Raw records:
%%
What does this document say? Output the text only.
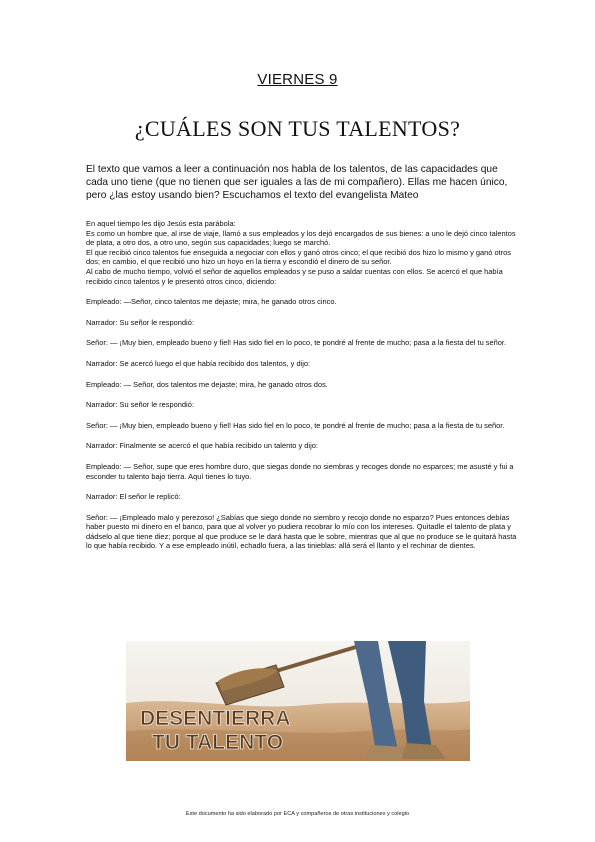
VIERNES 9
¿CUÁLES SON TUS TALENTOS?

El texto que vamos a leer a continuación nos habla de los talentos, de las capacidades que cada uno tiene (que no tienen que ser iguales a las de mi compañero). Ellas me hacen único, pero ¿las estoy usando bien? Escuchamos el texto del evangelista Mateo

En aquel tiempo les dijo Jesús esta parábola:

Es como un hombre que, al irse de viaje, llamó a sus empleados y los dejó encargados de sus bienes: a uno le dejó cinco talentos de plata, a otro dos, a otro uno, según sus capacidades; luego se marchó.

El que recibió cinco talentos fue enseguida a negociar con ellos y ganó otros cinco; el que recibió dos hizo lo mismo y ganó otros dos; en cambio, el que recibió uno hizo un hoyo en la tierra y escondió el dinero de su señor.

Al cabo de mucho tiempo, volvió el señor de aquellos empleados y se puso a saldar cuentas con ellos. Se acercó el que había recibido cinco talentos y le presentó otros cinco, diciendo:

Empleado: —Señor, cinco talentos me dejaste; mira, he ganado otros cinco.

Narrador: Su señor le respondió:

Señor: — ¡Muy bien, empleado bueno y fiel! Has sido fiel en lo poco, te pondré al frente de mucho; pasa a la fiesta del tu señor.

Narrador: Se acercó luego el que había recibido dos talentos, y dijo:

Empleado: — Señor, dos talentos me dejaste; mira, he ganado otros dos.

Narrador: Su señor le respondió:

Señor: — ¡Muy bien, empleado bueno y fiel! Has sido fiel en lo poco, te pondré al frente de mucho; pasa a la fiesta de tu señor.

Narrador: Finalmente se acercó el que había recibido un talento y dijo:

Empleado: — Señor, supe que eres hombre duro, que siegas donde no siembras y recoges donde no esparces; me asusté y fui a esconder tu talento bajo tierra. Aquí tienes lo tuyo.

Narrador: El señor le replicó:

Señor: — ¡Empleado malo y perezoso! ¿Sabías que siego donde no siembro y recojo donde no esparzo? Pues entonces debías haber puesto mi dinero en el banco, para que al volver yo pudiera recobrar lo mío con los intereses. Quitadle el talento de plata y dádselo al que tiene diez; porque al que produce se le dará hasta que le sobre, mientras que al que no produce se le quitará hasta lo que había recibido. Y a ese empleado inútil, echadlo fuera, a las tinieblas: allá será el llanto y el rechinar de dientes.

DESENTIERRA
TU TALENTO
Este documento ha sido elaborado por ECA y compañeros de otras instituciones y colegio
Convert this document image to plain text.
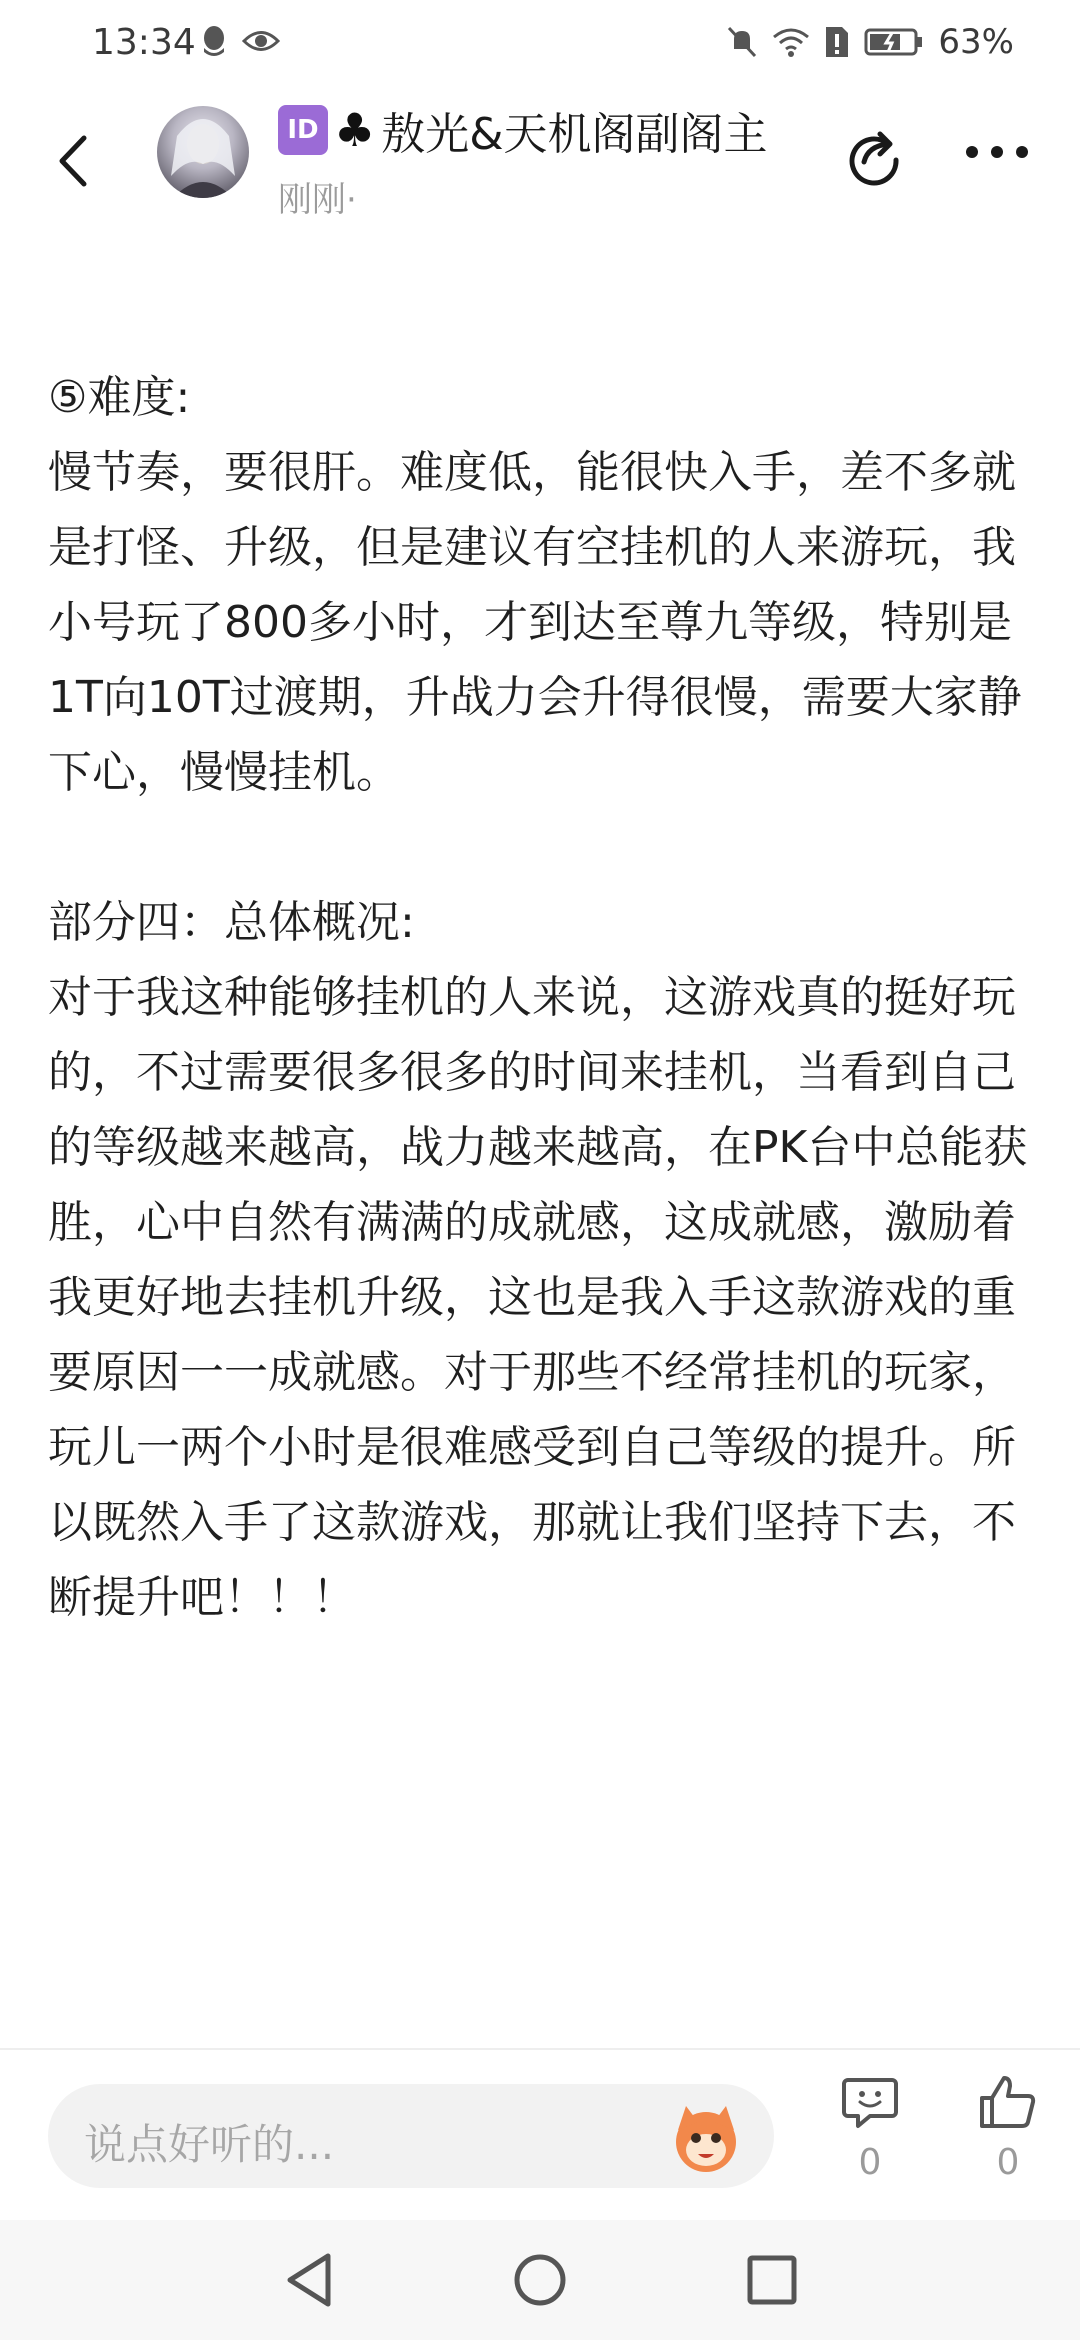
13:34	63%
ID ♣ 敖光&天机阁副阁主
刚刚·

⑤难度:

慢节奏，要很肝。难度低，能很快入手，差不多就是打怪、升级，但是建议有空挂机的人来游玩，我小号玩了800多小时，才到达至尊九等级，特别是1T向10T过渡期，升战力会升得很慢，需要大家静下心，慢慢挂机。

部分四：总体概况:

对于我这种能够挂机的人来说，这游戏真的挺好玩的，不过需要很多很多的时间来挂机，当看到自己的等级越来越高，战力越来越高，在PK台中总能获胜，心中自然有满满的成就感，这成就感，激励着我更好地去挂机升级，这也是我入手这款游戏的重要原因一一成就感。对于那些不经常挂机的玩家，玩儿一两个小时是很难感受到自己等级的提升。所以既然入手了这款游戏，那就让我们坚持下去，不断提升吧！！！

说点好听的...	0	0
%%
__WORK INSTRUCTIONS__:
Your task is to reproduce all of the material exactly. The pictures stay out.

__OUTPUT BELOW__:
What does this document say? Output the text only.
VIERNES 9
¿CUÁLES SON TUS TALENTOS?

El texto que vamos a leer a continuación nos habla de los talentos, de las capacidades que cada uno tiene (que no tienen que ser iguales a las de mi compañero). Ellas me hacen único, pero ¿las estoy usando bien? Escuchamos el texto del evangelista Mateo

En aquel tiempo les dijo Jesús esta parábola:

Es como un hombre que, al irse de viaje, llamó a sus empleados y los dejó encargados de sus bienes: a uno le dejó cinco talentos de plata, a otro dos, a otro uno, según sus capacidades; luego se marchó.

El que recibió cinco talentos fue enseguida a negociar con ellos y ganó otros cinco; el que recibió dos hizo lo mismo y ganó otros dos; en cambio, el que recibió uno hizo un hoyo en la tierra y escondió el dinero de su señor.

Al cabo de mucho tiempo, volvió el señor de aquellos empleados y se puso a saldar cuentas con ellos. Se acercó el que había recibido cinco talentos y le presentó otros cinco, diciendo:

Empleado: —Señor, cinco talentos me dejaste; mira, he ganado otros cinco.

Narrador: Su señor le respondió:

Señor: — ¡Muy bien, empleado bueno y fiel! Has sido fiel en lo poco, te pondré al frente de mucho; pasa a la fiesta del tu señor.

Narrador: Se acercó luego el que había recibido dos talentos, y dijo:

Empleado: — Señor, dos talentos me dejaste; mira, he ganado otros dos.

Narrador: Su señor le respondió:

Señor: — ¡Muy bien, empleado bueno y fiel! Has sido fiel en lo poco, te pondré al frente de mucho; pasa a la fiesta de tu señor.

Narrador: Finalmente se acercó el que había recibido un talento y dijo:

Empleado: — Señor, supe que eres hombre duro, que siegas donde no siembras y recoges donde no esparces; me asusté y fui a esconder tu talento bajo tierra. Aquí tienes lo tuyo.

Narrador: El señor le replicó:

Señor: — ¡Empleado malo y perezoso! ¿Sabías que siego donde no siembro y recojo donde no esparzo? Pues entonces debías haber puesto mi dinero en el banco, para que al volver yo pudiera recobrar lo mío con los intereses. Quitadle el talento de plata y dádselo al que tiene diez; porque al que produce se le dará hasta que le sobre, mientras que al que no produce se le quitará hasta lo que había recibido. Y a ese empleado inútil, echadlo fuera, a las tinieblas: allá será el llanto y el rechinar de dientes.

DESENTIERRA
TU TALENTO
Este documento ha sido elaborado por ECA y compañeros de otras instituciones y colegio
Convert this document image to plain text.
13:34	63%
ID ♣ 敖光&天机阁副阁主
刚刚·

⑤难度:

慢节奏，要很肝。难度低，能很快入手，差不多就是打怪、升级，但是建议有空挂机的人来游玩，我小号玩了800多小时，才到达至尊九等级，特别是1T向10T过渡期，升战力会升得很慢，需要大家静下心，慢慢挂机。

部分四：总体概况:

对于我这种能够挂机的人来说，这游戏真的挺好玩的，不过需要很多很多的时间来挂机，当看到自己的等级越来越高，战力越来越高，在PK台中总能获胜，心中自然有满满的成就感，这成就感，激励着我更好地去挂机升级，这也是我入手这款游戏的重要原因一一成就感。对于那些不经常挂机的玩家，玩儿一两个小时是很难感受到自己等级的提升。所以既然入手了这款游戏，那就让我们坚持下去，不断提升吧！！！

说点好听的...	0	0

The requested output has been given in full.